** begin Task data **

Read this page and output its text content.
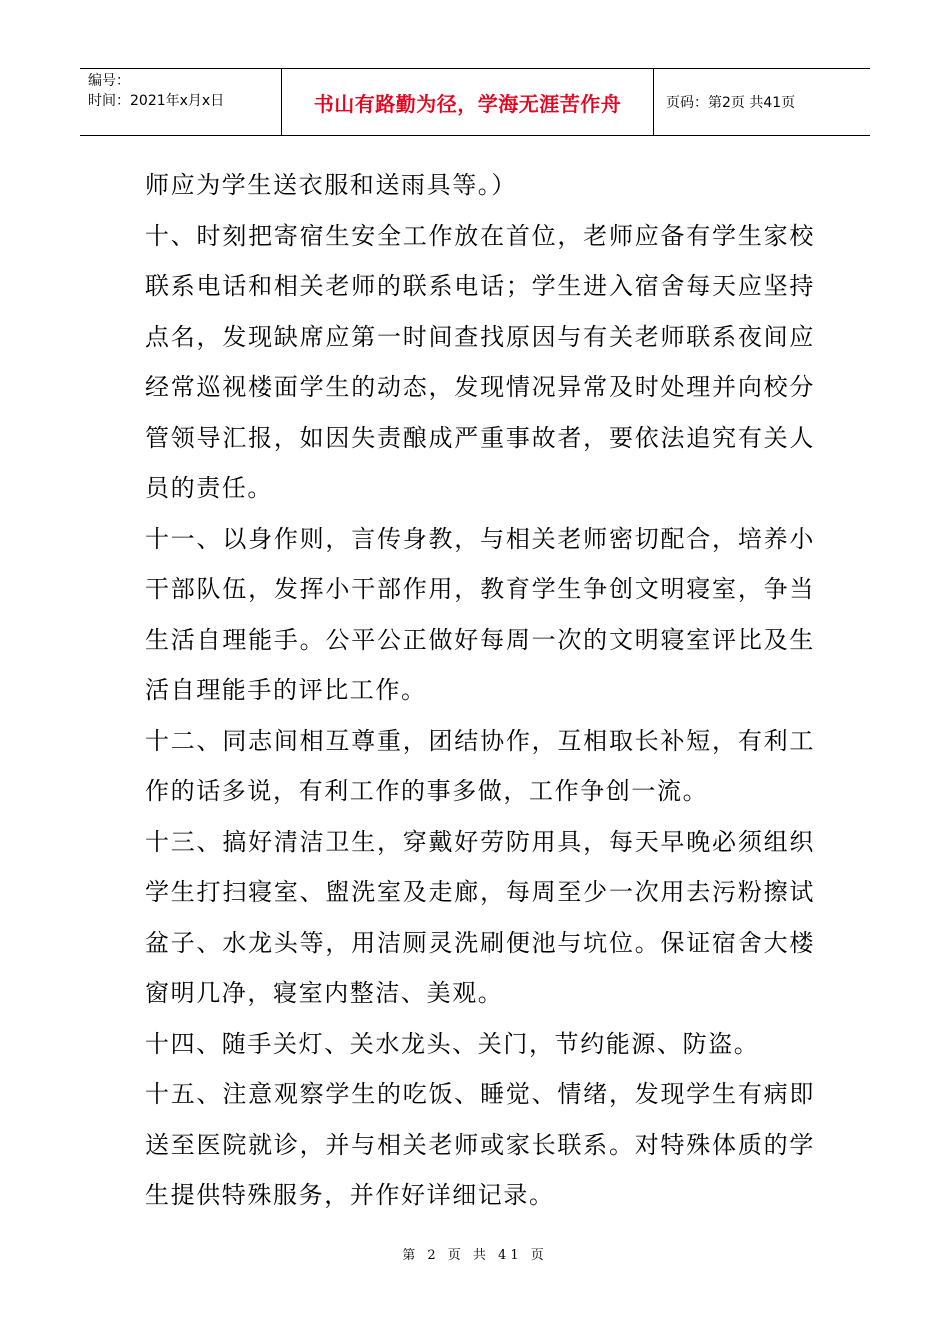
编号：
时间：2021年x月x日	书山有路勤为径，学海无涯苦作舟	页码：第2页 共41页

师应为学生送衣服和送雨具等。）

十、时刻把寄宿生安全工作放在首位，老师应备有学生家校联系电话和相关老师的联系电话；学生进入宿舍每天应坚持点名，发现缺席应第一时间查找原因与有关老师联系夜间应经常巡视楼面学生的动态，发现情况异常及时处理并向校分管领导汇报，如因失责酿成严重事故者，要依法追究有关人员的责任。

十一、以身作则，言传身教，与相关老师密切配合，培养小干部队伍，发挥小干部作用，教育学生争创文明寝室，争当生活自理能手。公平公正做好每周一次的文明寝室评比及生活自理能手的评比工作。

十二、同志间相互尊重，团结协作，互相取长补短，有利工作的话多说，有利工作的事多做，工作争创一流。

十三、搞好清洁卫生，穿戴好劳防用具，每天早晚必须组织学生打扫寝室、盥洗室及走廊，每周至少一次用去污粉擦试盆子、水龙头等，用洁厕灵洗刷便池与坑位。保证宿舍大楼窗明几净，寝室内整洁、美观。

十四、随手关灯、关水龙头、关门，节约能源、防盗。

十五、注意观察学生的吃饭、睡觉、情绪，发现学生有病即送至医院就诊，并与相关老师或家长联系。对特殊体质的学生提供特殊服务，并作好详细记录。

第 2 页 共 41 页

** end Task data **
** begin Task data **

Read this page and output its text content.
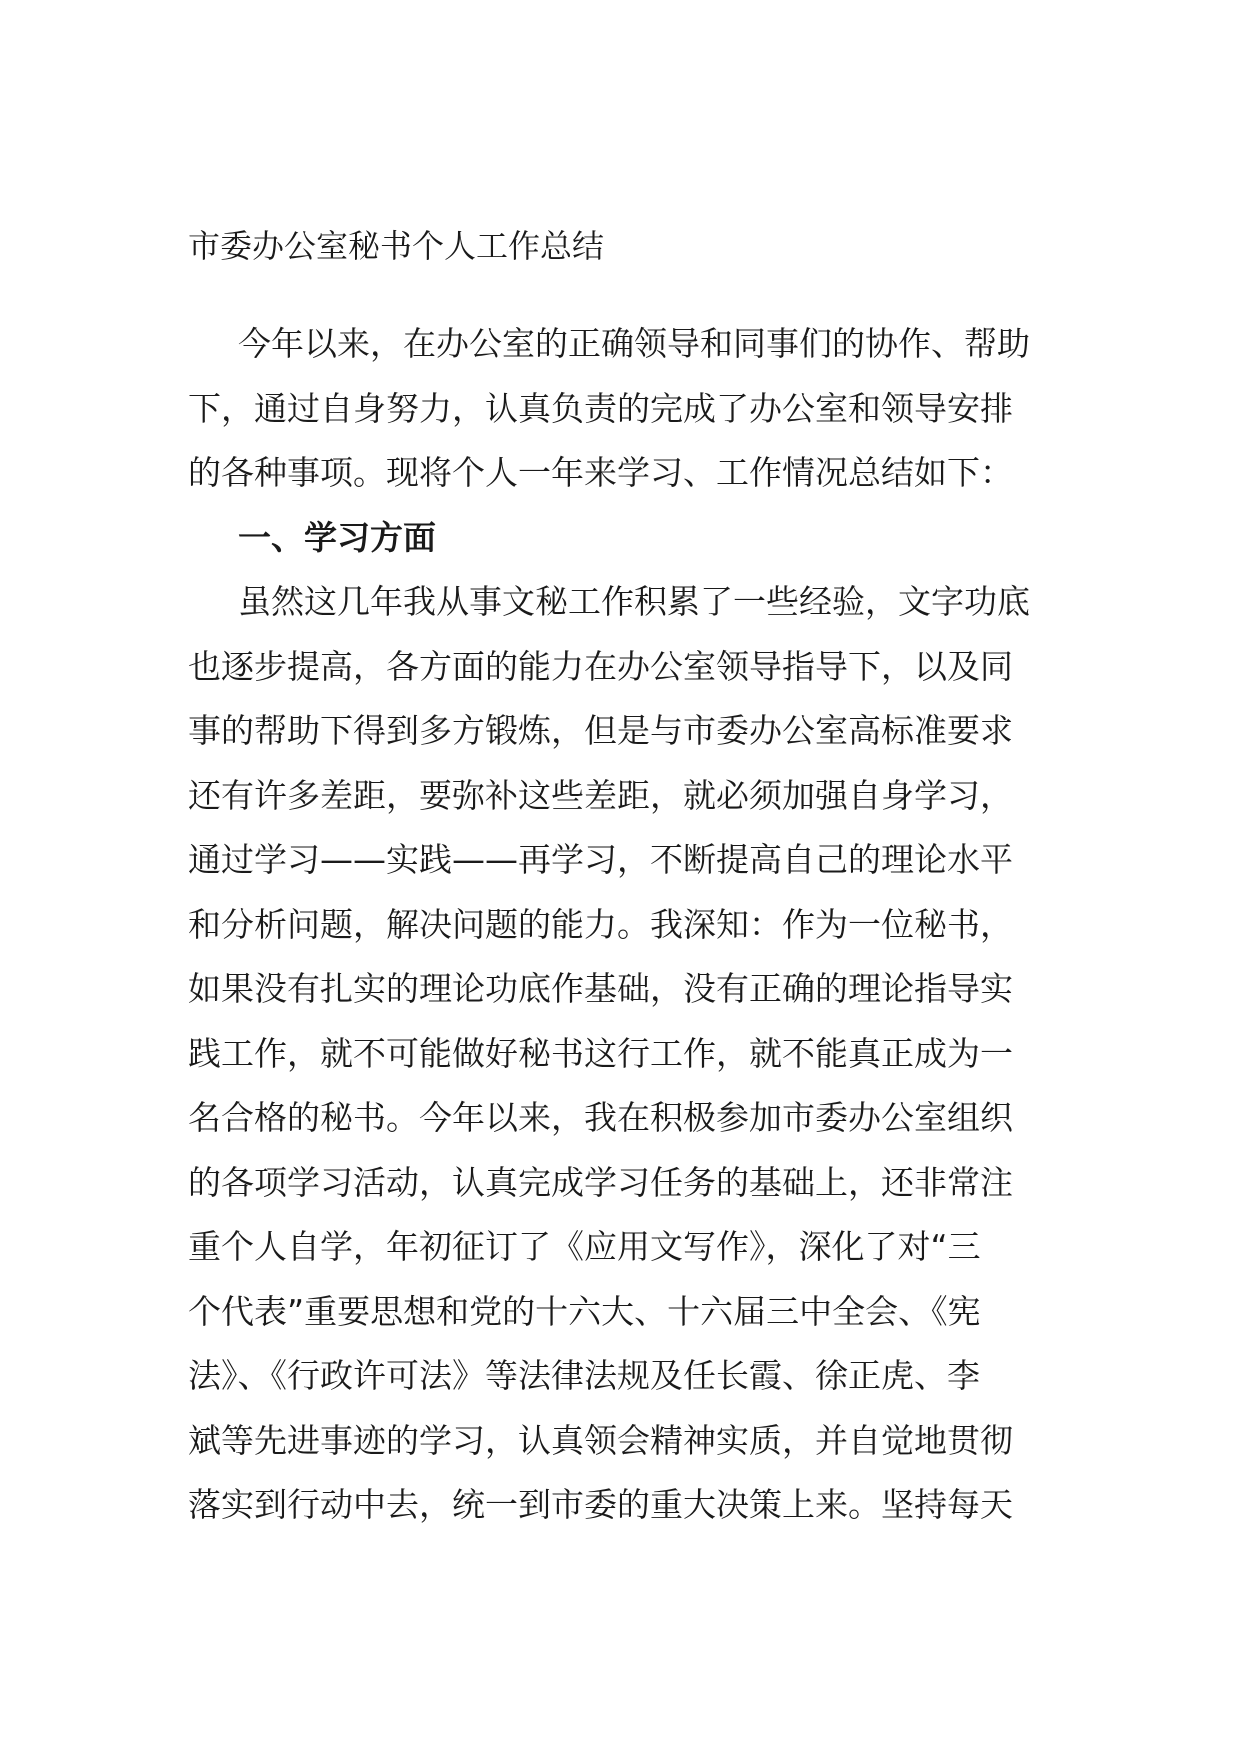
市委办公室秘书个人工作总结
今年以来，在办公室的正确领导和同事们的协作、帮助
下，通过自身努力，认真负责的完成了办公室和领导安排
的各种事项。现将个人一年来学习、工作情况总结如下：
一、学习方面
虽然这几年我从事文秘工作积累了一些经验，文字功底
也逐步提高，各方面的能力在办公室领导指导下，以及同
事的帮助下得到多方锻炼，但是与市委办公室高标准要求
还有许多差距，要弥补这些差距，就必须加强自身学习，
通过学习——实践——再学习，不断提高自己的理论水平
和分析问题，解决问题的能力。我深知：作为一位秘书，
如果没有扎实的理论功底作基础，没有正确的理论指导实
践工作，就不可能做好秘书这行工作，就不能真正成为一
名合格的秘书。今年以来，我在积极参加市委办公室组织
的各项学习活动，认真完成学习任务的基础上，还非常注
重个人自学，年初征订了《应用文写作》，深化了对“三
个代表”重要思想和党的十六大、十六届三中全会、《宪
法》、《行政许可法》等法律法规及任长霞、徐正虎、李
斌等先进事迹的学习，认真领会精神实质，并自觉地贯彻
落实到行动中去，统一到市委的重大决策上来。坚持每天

** end Task data **
** begin Task data **

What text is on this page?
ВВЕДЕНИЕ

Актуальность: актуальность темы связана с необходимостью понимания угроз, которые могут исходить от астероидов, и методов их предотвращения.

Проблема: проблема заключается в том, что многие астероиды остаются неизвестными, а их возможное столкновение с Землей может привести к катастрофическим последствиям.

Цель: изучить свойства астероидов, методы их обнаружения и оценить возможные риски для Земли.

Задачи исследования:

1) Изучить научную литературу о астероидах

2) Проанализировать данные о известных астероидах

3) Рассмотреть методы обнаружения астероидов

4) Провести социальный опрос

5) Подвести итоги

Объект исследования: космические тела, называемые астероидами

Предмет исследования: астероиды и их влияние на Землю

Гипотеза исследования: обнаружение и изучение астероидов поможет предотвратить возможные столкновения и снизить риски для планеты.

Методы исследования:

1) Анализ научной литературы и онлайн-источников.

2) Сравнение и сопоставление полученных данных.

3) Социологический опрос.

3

** end Task data **

### [What the task asks]
Pick out the lines above that hold the string "астероидах" and show them.

### [Task output]
1) Изучить научную литературу о астероидах
2) Проанализировать данные о известных астероидах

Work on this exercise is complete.